Items from a figure collection:
= = = = =

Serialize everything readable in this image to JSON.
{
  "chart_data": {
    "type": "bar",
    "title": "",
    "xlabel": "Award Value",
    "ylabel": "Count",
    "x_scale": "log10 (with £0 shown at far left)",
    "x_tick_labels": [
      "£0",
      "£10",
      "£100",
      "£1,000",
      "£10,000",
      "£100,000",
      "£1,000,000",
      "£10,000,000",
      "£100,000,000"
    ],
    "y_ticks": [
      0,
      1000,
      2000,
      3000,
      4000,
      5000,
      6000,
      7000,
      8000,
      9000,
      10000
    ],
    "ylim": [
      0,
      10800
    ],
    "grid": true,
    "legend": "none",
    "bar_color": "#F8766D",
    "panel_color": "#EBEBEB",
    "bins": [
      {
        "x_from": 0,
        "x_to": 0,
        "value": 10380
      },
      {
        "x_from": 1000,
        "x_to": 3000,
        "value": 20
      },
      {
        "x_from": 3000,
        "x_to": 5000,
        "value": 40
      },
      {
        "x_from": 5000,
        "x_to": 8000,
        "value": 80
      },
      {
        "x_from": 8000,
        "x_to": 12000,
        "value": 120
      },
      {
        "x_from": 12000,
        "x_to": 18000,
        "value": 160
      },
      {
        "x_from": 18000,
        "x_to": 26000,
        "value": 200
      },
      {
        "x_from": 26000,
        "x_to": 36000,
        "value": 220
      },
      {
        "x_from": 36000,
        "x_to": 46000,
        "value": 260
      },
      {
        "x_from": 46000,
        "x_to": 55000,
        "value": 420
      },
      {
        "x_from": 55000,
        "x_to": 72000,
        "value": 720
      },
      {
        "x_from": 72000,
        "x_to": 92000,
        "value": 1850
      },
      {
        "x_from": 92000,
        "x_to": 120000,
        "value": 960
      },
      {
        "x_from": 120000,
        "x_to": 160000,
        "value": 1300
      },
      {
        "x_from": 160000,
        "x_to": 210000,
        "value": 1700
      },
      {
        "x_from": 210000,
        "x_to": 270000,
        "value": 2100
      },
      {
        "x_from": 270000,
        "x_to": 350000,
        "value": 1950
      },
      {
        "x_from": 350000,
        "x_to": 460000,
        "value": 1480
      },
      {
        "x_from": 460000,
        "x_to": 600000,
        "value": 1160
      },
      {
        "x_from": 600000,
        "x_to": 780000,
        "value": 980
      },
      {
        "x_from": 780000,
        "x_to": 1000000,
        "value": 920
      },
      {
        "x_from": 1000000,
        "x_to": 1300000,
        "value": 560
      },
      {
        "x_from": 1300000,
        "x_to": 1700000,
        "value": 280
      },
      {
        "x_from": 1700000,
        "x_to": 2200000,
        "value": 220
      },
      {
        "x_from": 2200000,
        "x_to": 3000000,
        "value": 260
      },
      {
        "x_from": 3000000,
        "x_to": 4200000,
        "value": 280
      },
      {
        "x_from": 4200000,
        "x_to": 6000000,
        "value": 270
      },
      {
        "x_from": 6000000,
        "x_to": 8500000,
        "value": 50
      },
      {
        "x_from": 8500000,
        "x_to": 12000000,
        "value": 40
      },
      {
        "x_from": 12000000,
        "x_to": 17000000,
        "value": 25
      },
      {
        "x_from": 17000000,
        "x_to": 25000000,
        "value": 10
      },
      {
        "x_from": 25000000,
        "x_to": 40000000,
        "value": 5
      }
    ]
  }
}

= = = = =

EXERCISE REQUIREMENTS:
Print the material above once more, exactly.

RESULT:
Serialize everything readable in this image to JSON.
{
  "chart_data": {
    "type": "bar",
    "title": "",
    "xlabel": "Award Value",
    "ylabel": "Count",
    "x_scale": "log10 (with £0 shown at far left)",
    "x_tick_labels": [
      "£0",
      "£10",
      "£100",
      "£1,000",
      "£10,000",
      "£100,000",
      "£1,000,000",
      "£10,000,000",
      "£100,000,000"
    ],
    "y_ticks": [
      0,
      1000,
      2000,
      3000,
      4000,
      5000,
      6000,
      7000,
      8000,
      9000,
      10000
    ],
    "ylim": [
      0,
      10800
    ],
    "grid": true,
    "legend": "none",
    "bar_color": "#F8766D",
    "panel_color": "#EBEBEB",
    "bins": [
      {
        "x_from": 0,
        "x_to": 0,
        "value": 10380
      },
      {
        "x_from": 1000,
        "x_to": 3000,
        "value": 20
      },
      {
        "x_from": 3000,
        "x_to": 5000,
        "value": 40
      },
      {
        "x_from": 5000,
        "x_to": 8000,
        "value": 80
      },
      {
        "x_from": 8000,
        "x_to": 12000,
        "value": 120
      },
      {
        "x_from": 12000,
        "x_to": 18000,
        "value": 160
      },
      {
        "x_from": 18000,
        "x_to": 26000,
        "value": 200
      },
      {
        "x_from": 26000,
        "x_to": 36000,
        "value": 220
      },
      {
        "x_from": 36000,
        "x_to": 46000,
        "value": 260
      },
      {
        "x_from": 46000,
        "x_to": 55000,
        "value": 420
      },
      {
        "x_from": 55000,
        "x_to": 72000,
        "value": 720
      },
      {
        "x_from": 72000,
        "x_to": 92000,
        "value": 1850
      },
      {
        "x_from": 92000,
        "x_to": 120000,
        "value": 960
      },
      {
        "x_from": 120000,
        "x_to": 160000,
        "value": 1300
      },
      {
        "x_from": 160000,
        "x_to": 210000,
        "value": 1700
      },
      {
        "x_from": 210000,
        "x_to": 270000,
        "value": 2100
      },
      {
        "x_from": 270000,
        "x_to": 350000,
        "value": 1950
      },
      {
        "x_from": 350000,
        "x_to": 460000,
        "value": 1480
      },
      {
        "x_from": 460000,
        "x_to": 600000,
        "value": 1160
      },
      {
        "x_from": 600000,
        "x_to": 780000,
        "value": 980
      },
      {
        "x_from": 780000,
        "x_to": 1000000,
        "value": 920
      },
      {
        "x_from": 1000000,
        "x_to": 1300000,
        "value": 560
      },
      {
        "x_from": 1300000,
        "x_to": 1700000,
        "value": 280
      },
      {
        "x_from": 1700000,
        "x_to": 2200000,
        "value": 220
      },
      {
        "x_from": 2200000,
        "x_to": 3000000,
        "value": 260
      },
      {
        "x_from": 3000000,
        "x_to": 4200000,
        "value": 280
      },
      {
        "x_from": 4200000,
        "x_to": 6000000,
        "value": 270
      },
      {
        "x_from": 6000000,
        "x_to": 8500000,
        "value": 50
      },
      {
        "x_from": 8500000,
        "x_to": 12000000,
        "value": 40
      },
      {
        "x_from": 12000000,
        "x_to": 17000000,
        "value": 25
      },
      {
        "x_from": 17000000,
        "x_to": 25000000,
        "value": 10
      },
      {
        "x_from": 25000000,
        "x_to": 40000000,
        "value": 5
      }
    ]
  }
}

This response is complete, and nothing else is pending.